_What is required_. Omit the pictures and output every entry below exactly as written.

Dataset listings of figures:
..........

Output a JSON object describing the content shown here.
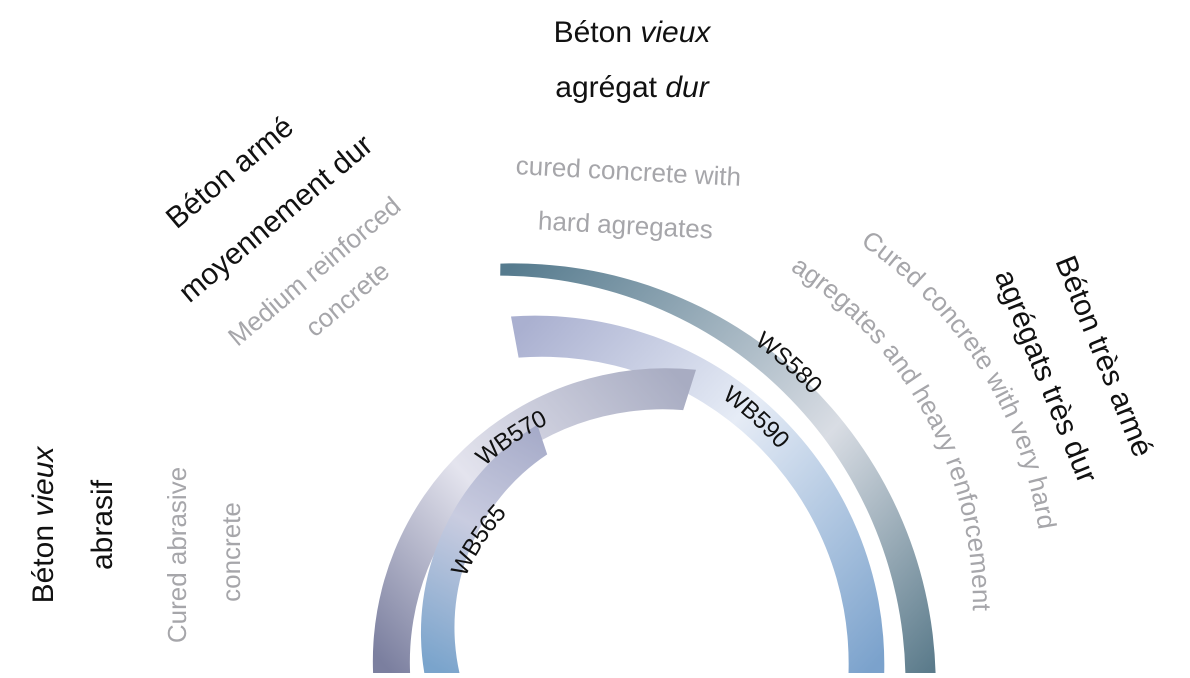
{
  "categories": {
    "old_abrasive": {
      "fr_line1_a": "Béton ",
      "fr_line1_b": "vieux",
      "fr_line2": "abrasif",
      "en_line1": "Cured abrasive",
      "en_line2": "concrete"
    },
    "medium_reinforced": {
      "fr_line1": "Béton armé",
      "fr_line2": "moyennement dur",
      "en_line1": "Medium reinforced",
      "en_line2": "concrete"
    },
    "old_hard": {
      "fr_line1_a": "Béton ",
      "fr_line1_b": "vieux",
      "fr_line2_a": "agrégat ",
      "fr_line2_b": "dur",
      "en_line1": "cured concrete with",
      "en_line2": "hard agregates"
    },
    "very_reinforced": {
      "fr_line1": "Béton très armé",
      "fr_line2": "agrégats très dur",
      "en_line1": "Cured concrete with very hard",
      "en_line2": "agregates and heavy renforcement"
    }
  },
  "products": [
    {
      "label": "WB565",
      "colors": [
        "#7aa4cc",
        "#c9cce0",
        "#a5aac8"
      ]
    },
    {
      "label": "WB570",
      "colors": [
        "#7b7f9f",
        "#e4e4ee",
        "#a8acc2"
      ]
    },
    {
      "label": "WB590",
      "colors": [
        "#aab0d0",
        "#e6ecf6",
        "#7ba2cc"
      ]
    },
    {
      "label": "WS580",
      "colors": [
        "#567b8e",
        "#d9dde4",
        "#5b7b8b"
      ]
    }
  ]
}
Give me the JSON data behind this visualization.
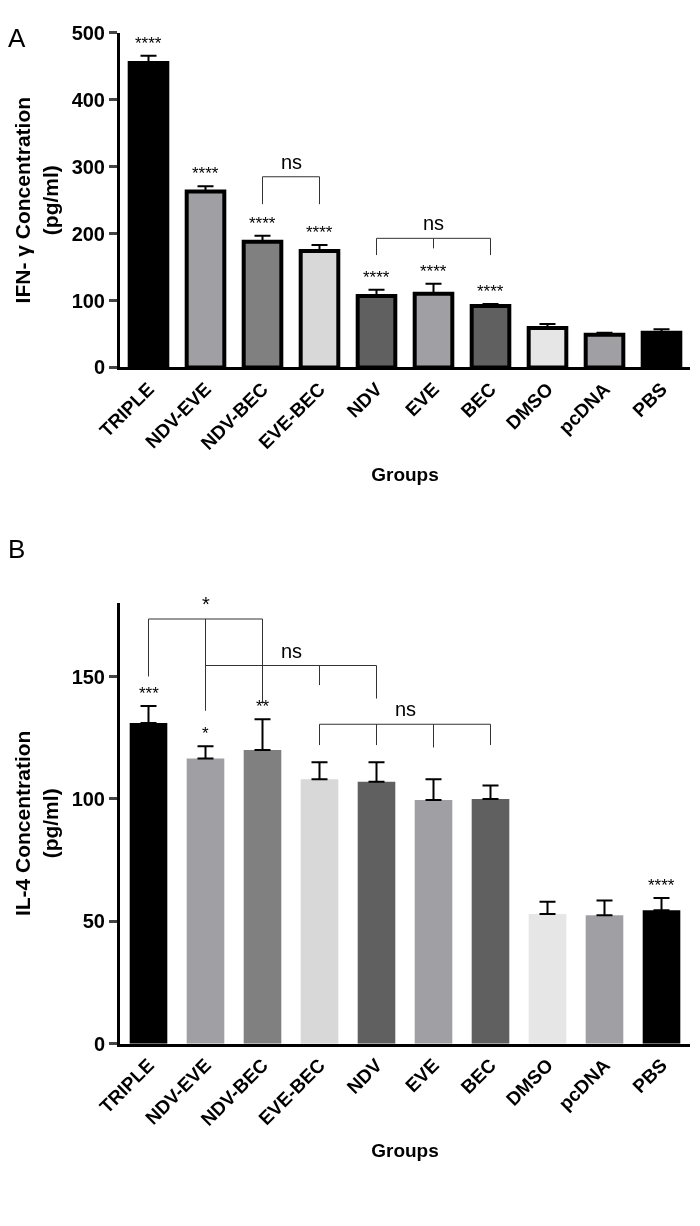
{
  "chart_data": [
    {
      "type": "bar",
      "title": "A",
      "xlabel": "Groups",
      "ylabel": "IFN- γ Concentration\n(pg/ml)",
      "categories": [
        "TRIPLE",
        "NDV-EVE",
        "NDV-BEC",
        "EVE-BEC",
        "NDV",
        "EVE",
        "BEC",
        "DMSO",
        "pcDNA",
        "PBS"
      ],
      "values": [
        455,
        263,
        188,
        174,
        107,
        110,
        92,
        59,
        49,
        52
      ],
      "errors": [
        [
          455,
          466
        ],
        [
          263,
          271
        ],
        [
          188,
          197
        ],
        [
          174,
          183
        ],
        [
          107,
          116
        ],
        [
          110,
          125
        ],
        [
          92,
          95
        ],
        [
          59,
          65
        ],
        [
          49,
          52
        ],
        [
          52,
          57
        ]
      ],
      "colors": [
        "#000000",
        "#a0a0a4",
        "#808080",
        "#d8d8d8",
        "#606060",
        "#a0a0a4",
        "#606060",
        "#e6e6e6",
        "#a0a0a4",
        "#000000"
      ],
      "ylim": [
        0,
        500
      ],
      "yticks": [
        0,
        100,
        200,
        300,
        400,
        500
      ],
      "annotations": [
        {
          "text": "****",
          "x": "TRIPLE",
          "y": 466
        },
        {
          "text": "****",
          "x": "NDV-EVE",
          "y": 271
        },
        {
          "text": "****",
          "x": "NDV-BEC",
          "y": 197
        },
        {
          "text": "****",
          "x": "EVE-BEC",
          "y": 183
        },
        {
          "text": "****",
          "x": "NDV",
          "y": 116
        },
        {
          "text": "****",
          "x": "EVE",
          "y": 125
        },
        {
          "text": "****",
          "x": "BEC",
          "y": 95
        },
        "ns",
        "ns"
      ]
    },
    {
      "type": "bar",
      "title": "B",
      "xlabel": "Groups",
      "ylabel": "IL-4 Concentration\n(pg/ml)",
      "categories": [
        "TRIPLE",
        "NDV-EVE",
        "NDV-BEC",
        "EVE-BEC",
        "NDV",
        "EVE",
        "BEC",
        "DMSO",
        "pcDNA",
        "PBS"
      ],
      "values": [
        131,
        116.5,
        120,
        108,
        107,
        99.5,
        100,
        53,
        52.5,
        54.5
      ],
      "errors": [
        [
          131,
          138
        ],
        [
          116.5,
          121.5
        ],
        [
          120,
          132.5
        ],
        [
          108,
          115
        ],
        [
          107,
          115
        ],
        [
          99.5,
          108
        ],
        [
          100,
          105.5
        ],
        [
          53,
          58
        ],
        [
          52.5,
          58.5
        ],
        [
          54.5,
          59.5
        ]
      ],
      "colors": [
        "#000000",
        "#a0a0a4",
        "#808080",
        "#d8d8d8",
        "#606060",
        "#a0a0a4",
        "#606060",
        "#e6e6e6",
        "#a0a0a4",
        "#000000"
      ],
      "ylim": [
        0,
        180
      ],
      "yticks": [
        0,
        50,
        100,
        150
      ],
      "annotations": [
        {
          "text": "***",
          "x": "TRIPLE",
          "y": 138
        },
        {
          "text": "*",
          "x": "NDV-EVE",
          "y": 121.5
        },
        {
          "text": "**",
          "x": "NDV-BEC",
          "y": 132.5
        },
        {
          "text": "****",
          "x": "PBS",
          "y": 59.5
        },
        "*",
        "ns",
        "ns"
      ]
    }
  ]
}
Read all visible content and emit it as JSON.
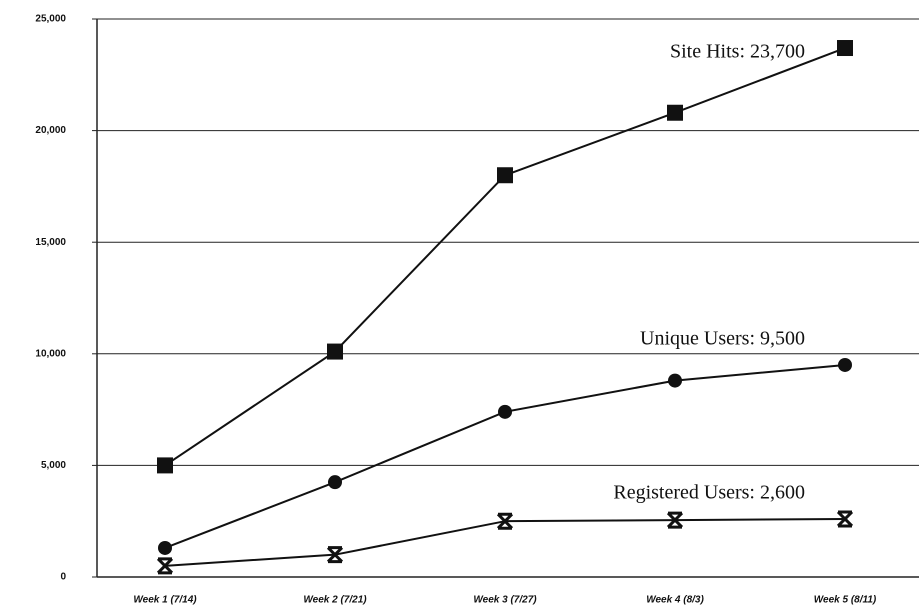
{
  "chart_data": {
    "type": "line",
    "categories": [
      "Week 1 (7/14)",
      "Week 2 (7/21)",
      "Week 3 (7/27)",
      "Week 4 (8/3)",
      "Week 5 (8/11)"
    ],
    "series": [
      {
        "label": "Site Hits: 23,700",
        "marker": "square",
        "color": "#111111",
        "values": [
          5000,
          10100,
          18000,
          20800,
          23700
        ]
      },
      {
        "label": "Unique Users: 9,500",
        "marker": "circle",
        "color": "#111111",
        "values": [
          1300,
          4250,
          7400,
          8800,
          9500
        ]
      },
      {
        "label": "Registered Users: 2,600",
        "marker": "cross",
        "color": "#111111",
        "values": [
          500,
          1000,
          2500,
          2550,
          2600
        ]
      }
    ],
    "ylim": [
      0,
      25000
    ],
    "yticks": [
      0,
      {
        "value": 5000,
        "label": "5,000"
      },
      {
        "value": 10000,
        "label": "10,000"
      },
      {
        "value": 15000,
        "label": "15,000"
      },
      {
        "value": 20000,
        "label": "20,000"
      },
      {
        "value": 25000,
        "label": "25,000"
      }
    ],
    "grid": true
  }
}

..........

_Answer to the exercise_.
Output a JSON object describing the content shown here.
{
  "categories": {
    "old_abrasive": {
      "fr_line1_a": "Béton ",
      "fr_line1_b": "vieux",
      "fr_line2": "abrasif",
      "en_line1": "Cured abrasive",
      "en_line2": "concrete"
    },
    "medium_reinforced": {
      "fr_line1": "Béton armé",
      "fr_line2": "moyennement dur",
      "en_line1": "Medium reinforced",
      "en_line2": "concrete"
    },
    "old_hard": {
      "fr_line1_a": "Béton ",
      "fr_line1_b": "vieux",
      "fr_line2_a": "agrégat ",
      "fr_line2_b": "dur",
      "en_line1": "cured concrete with",
      "en_line2": "hard agregates"
    },
    "very_reinforced": {
      "fr_line1": "Béton très armé",
      "fr_line2": "agrégats très dur",
      "en_line1": "Cured concrete with very hard",
      "en_line2": "agregates and heavy renforcement"
    }
  },
  "products": [
    {
      "label": "WB565",
      "colors": [
        "#7aa4cc",
        "#c9cce0",
        "#a5aac8"
      ]
    },
    {
      "label": "WB570",
      "colors": [
        "#7b7f9f",
        "#e4e4ee",
        "#a8acc2"
      ]
    },
    {
      "label": "WB590",
      "colors": [
        "#aab0d0",
        "#e6ecf6",
        "#7ba2cc"
      ]
    },
    {
      "label": "WS580",
      "colors": [
        "#567b8e",
        "#d9dde4",
        "#5b7b8b"
      ]
    }
  ]
}
Give me the JSON data behind this visualization.
{
  "chart_data": [
    {
      "type": "bar",
      "title": "A",
      "xlabel": "Groups",
      "ylabel": "IFN- γ Concentration\n(pg/ml)",
      "categories": [
        "TRIPLE",
        "NDV-EVE",
        "NDV-BEC",
        "EVE-BEC",
        "NDV",
        "EVE",
        "BEC",
        "DMSO",
        "pcDNA",
        "PBS"
      ],
      "values": [
        455,
        263,
        188,
        174,
        107,
        110,
        92,
        59,
        49,
        52
      ],
      "errors": [
        [
          455,
          466
        ],
        [
          263,
          271
        ],
        [
          188,
          197
        ],
        [
          174,
          183
        ],
        [
          107,
          116
        ],
        [
          110,
          125
        ],
        [
          92,
          95
        ],
        [
          59,
          65
        ],
        [
          49,
          52
        ],
        [
          52,
          57
        ]
      ],
      "colors": [
        "#000000",
        "#a0a0a4",
        "#808080",
        "#d8d8d8",
        "#606060",
        "#a0a0a4",
        "#606060",
        "#e6e6e6",
        "#a0a0a4",
        "#000000"
      ],
      "ylim": [
        0,
        500
      ],
      "yticks": [
        0,
        100,
        200,
        300,
        400,
        500
      ],
      "annotations": [
        {
          "text": "****",
          "x": "TRIPLE",
          "y": 466
        },
        {
          "text": "****",
          "x": "NDV-EVE",
          "y": 271
        },
        {
          "text": "****",
          "x": "NDV-BEC",
          "y": 197
        },
        {
          "text": "****",
          "x": "EVE-BEC",
          "y": 183
        },
        {
          "text": "****",
          "x": "NDV",
          "y": 116
        },
        {
          "text": "****",
          "x": "EVE",
          "y": 125
        },
        {
          "text": "****",
          "x": "BEC",
          "y": 95
        },
        "ns",
        "ns"
      ]
    },
    {
      "type": "bar",
      "title": "B",
      "xlabel": "Groups",
      "ylabel": "IL-4 Concentration\n(pg/ml)",
      "categories": [
        "TRIPLE",
        "NDV-EVE",
        "NDV-BEC",
        "EVE-BEC",
        "NDV",
        "EVE",
        "BEC",
        "DMSO",
        "pcDNA",
        "PBS"
      ],
      "values": [
        131,
        116.5,
        120,
        108,
        107,
        99.5,
        100,
        53,
        52.5,
        54.5
      ],
      "errors": [
        [
          131,
          138
        ],
        [
          116.5,
          121.5
        ],
        [
          120,
          132.5
        ],
        [
          108,
          115
        ],
        [
          107,
          115
        ],
        [
          99.5,
          108
        ],
        [
          100,
          105.5
        ],
        [
          53,
          58
        ],
        [
          52.5,
          58.5
        ],
        [
          54.5,
          59.5
        ]
      ],
      "colors": [
        "#000000",
        "#a0a0a4",
        "#808080",
        "#d8d8d8",
        "#606060",
        "#a0a0a4",
        "#606060",
        "#e6e6e6",
        "#a0a0a4",
        "#000000"
      ],
      "ylim": [
        0,
        180
      ],
      "yticks": [
        0,
        50,
        100,
        150
      ],
      "annotations": [
        {
          "text": "***",
          "x": "TRIPLE",
          "y": 138
        },
        {
          "text": "*",
          "x": "NDV-EVE",
          "y": 121.5
        },
        {
          "text": "**",
          "x": "NDV-BEC",
          "y": 132.5
        },
        {
          "text": "****",
          "x": "PBS",
          "y": 59.5
        },
        "*",
        "ns",
        "ns"
      ]
    }
  ]
}
Read all visible content and emit it as JSON.
{
  "chart_data": {
    "type": "line",
    "categories": [
      "Week 1 (7/14)",
      "Week 2 (7/21)",
      "Week 3 (7/27)",
      "Week 4 (8/3)",
      "Week 5 (8/11)"
    ],
    "series": [
      {
        "label": "Site Hits: 23,700",
        "marker": "square",
        "color": "#111111",
        "values": [
          5000,
          10100,
          18000,
          20800,
          23700
        ]
      },
      {
        "label": "Unique Users: 9,500",
        "marker": "circle",
        "color": "#111111",
        "values": [
          1300,
          4250,
          7400,
          8800,
          9500
        ]
      },
      {
        "label": "Registered Users: 2,600",
        "marker": "cross",
        "color": "#111111",
        "values": [
          500,
          1000,
          2500,
          2550,
          2600
        ]
      }
    ],
    "ylim": [
      0,
      25000
    ],
    "yticks": [
      0,
      {
        "value": 5000,
        "label": "5,000"
      },
      {
        "value": 10000,
        "label": "10,000"
      },
      {
        "value": 15000,
        "label": "15,000"
      },
      {
        "value": 20000,
        "label": "20,000"
      },
      {
        "value": 25000,
        "label": "25,000"
      }
    ],
    "grid": true
  }
}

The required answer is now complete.